> **PASSAGE FOR REVIEW**
Following steps of analyses (see Figure 1) were carried out:

  • 1-

    To identify proteomic makers that may have potential value as biomarkers for diagnosis of AD, we first used a two-sample t-test to find significant differences (increase or decrease) in plasma protein concentration between AD and HC groups as well as in their GM density separately. Then PICA was run on those proteins and brain regions that showed significant differences (increase or decrease) between groups (after correction for multiple comparisons, FWE for images, and FDR for proteomics. The result provides proteins that are closely associated with modulated GM at the baseline.

  • 2-

    To identify proteins that may have potential value as biomarkers for monitoring AD progression, we first calculated TBM maps of AD and HC subjects over one year showing longitudinal structural brain changes. We then calculated plasma concentration difference (increase or decrease) of the proteins for each individual over one year. A two-sample t-test on the longitudinal protein concentration changes and TBM results to identify between groups difference (corrected with FWE, p<0.05). Finally PICA was run on the TBM and protein changes (increase or decrease) over 1 year in AD subjects only. This analysis identified proteins whose changes over one year correlated with the structural changes of the brain in AD.

> **Dataset entries**
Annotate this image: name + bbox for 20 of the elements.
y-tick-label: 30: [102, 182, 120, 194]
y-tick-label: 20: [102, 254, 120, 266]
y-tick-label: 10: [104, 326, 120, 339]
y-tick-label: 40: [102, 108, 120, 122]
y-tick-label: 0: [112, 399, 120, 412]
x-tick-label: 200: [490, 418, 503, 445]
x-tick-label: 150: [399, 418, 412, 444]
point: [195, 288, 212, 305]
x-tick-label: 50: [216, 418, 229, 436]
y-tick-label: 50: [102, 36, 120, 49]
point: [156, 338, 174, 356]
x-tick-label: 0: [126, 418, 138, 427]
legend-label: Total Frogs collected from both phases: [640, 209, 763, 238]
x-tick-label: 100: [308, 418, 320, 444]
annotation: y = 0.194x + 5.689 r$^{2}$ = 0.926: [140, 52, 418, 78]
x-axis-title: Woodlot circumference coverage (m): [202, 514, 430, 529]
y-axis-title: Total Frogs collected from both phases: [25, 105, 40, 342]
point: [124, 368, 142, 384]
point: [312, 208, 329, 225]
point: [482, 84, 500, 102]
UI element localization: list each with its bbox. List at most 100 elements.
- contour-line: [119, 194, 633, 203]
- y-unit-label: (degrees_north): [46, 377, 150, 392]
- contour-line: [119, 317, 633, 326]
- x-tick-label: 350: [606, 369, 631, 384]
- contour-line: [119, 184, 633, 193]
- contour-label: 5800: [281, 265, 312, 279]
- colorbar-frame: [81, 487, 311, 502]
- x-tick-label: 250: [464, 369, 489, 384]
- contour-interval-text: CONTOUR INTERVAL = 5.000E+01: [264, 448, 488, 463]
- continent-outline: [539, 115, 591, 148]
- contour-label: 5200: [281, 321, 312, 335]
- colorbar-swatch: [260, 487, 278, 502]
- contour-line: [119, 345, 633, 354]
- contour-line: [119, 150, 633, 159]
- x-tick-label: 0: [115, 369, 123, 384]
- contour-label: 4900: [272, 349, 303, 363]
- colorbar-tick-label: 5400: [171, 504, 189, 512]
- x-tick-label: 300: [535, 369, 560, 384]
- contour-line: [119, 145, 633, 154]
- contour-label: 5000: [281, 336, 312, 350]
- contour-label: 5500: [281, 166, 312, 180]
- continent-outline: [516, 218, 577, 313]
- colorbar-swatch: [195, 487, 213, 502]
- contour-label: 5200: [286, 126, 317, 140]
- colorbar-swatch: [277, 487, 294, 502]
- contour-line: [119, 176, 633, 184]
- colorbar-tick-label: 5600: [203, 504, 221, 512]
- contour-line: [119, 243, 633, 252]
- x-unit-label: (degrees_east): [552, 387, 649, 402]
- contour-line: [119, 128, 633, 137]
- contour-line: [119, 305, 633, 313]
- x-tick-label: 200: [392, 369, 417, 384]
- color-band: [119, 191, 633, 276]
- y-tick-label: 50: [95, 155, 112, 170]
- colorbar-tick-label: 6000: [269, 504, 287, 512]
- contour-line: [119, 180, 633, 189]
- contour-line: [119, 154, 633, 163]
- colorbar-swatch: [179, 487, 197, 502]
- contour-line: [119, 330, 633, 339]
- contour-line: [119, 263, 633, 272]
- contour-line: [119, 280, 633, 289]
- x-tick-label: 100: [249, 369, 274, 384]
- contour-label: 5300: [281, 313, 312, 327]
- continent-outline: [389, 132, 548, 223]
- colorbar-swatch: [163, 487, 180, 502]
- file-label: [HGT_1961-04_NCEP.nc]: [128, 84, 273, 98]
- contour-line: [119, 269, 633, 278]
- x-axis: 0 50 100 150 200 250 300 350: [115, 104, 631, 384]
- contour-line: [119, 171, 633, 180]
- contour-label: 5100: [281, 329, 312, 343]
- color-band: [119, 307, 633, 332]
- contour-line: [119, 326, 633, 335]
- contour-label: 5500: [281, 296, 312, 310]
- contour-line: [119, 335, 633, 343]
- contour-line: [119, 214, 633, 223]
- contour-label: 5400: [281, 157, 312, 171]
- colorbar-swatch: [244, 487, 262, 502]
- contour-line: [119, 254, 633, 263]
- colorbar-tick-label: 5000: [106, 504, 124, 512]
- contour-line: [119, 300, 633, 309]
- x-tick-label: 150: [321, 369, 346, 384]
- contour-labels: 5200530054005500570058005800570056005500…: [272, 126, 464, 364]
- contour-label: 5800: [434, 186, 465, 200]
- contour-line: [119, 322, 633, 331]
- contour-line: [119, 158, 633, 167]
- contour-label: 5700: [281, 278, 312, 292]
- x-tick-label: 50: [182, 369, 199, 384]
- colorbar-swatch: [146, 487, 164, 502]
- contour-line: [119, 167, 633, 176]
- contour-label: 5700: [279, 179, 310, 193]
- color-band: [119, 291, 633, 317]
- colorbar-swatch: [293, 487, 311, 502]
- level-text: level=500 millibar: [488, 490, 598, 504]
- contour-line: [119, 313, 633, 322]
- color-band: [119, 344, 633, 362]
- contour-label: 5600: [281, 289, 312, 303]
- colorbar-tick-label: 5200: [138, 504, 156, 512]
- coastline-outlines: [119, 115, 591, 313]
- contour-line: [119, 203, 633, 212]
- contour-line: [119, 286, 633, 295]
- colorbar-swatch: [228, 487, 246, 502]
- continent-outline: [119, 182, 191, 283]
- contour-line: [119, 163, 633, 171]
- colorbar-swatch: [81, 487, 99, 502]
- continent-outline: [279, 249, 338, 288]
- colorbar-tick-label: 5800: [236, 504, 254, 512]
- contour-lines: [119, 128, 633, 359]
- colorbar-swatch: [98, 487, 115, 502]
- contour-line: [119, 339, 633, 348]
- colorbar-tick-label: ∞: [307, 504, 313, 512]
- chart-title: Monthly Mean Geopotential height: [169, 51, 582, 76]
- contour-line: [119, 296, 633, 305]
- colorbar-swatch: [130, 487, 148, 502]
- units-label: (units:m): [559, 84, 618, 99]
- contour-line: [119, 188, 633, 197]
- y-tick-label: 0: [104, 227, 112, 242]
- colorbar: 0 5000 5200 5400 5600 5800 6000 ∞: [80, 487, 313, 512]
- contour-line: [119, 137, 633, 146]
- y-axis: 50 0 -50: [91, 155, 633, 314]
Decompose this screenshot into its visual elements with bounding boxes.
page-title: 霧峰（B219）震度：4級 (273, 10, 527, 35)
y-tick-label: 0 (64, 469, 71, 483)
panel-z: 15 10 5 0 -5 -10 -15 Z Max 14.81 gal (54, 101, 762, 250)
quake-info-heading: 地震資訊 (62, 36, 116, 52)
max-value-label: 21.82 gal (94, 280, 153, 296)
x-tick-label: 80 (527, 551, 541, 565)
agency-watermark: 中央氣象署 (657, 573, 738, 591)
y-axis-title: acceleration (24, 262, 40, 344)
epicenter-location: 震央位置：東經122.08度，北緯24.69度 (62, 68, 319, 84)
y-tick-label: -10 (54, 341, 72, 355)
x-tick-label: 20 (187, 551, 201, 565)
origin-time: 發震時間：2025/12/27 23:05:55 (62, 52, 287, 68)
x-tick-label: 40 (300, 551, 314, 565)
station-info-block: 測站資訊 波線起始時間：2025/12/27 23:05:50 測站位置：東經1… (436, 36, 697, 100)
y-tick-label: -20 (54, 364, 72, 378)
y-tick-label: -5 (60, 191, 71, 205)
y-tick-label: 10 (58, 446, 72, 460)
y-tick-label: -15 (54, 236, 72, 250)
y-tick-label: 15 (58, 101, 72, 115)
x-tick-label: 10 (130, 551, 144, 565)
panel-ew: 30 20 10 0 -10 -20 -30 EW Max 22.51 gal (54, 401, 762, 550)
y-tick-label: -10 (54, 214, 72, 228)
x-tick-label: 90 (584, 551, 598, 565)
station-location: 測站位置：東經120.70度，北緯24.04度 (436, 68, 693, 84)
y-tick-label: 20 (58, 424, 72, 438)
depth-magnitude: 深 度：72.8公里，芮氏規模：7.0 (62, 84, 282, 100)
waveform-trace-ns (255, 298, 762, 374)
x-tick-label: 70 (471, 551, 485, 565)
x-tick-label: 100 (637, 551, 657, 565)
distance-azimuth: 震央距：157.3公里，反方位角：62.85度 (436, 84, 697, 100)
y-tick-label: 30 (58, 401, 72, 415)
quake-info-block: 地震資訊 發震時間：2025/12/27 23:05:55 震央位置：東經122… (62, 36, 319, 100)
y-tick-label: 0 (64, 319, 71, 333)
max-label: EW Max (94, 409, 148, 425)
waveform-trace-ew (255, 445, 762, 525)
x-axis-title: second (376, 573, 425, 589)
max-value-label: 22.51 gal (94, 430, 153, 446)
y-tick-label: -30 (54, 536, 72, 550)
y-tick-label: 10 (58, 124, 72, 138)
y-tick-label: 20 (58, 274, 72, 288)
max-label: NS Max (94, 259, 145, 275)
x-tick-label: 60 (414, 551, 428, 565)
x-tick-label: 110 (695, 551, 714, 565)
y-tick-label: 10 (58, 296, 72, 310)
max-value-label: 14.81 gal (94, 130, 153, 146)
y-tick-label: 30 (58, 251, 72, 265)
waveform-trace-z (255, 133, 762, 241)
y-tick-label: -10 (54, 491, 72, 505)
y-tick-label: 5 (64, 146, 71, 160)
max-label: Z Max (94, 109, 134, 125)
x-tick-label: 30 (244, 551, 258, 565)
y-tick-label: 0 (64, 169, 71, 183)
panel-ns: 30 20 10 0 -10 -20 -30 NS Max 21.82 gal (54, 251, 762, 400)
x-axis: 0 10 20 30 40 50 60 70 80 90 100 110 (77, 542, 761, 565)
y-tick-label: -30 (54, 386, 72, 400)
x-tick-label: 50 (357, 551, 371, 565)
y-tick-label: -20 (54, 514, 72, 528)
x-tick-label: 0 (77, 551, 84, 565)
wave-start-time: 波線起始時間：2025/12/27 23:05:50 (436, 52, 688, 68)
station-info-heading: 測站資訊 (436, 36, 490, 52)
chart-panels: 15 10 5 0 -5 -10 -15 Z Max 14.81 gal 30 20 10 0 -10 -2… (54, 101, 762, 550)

> **ASSIGNED TASK**
Duplicate the part of the analysis-steps passage starting at "To identify proteomic" and ending at "at the baseline.".

> **SOLUTION TO THIS PROBLEM**
To identify proteomic makers that may have potential value as biomarkers for diagnosis of AD, we first used a two-sample t-test to find significant differences (increase or decrease) in plasma protein concentration between AD and HC groups as well as in their GM density separately. Then PICA was run on those proteins and brain regions that showed significant differences (increase or decrease) between groups (after correction for multiple comparisons, FWE for images, and FDR for proteomics. The result provides proteins that are closely associated with modulated GM at the baseline.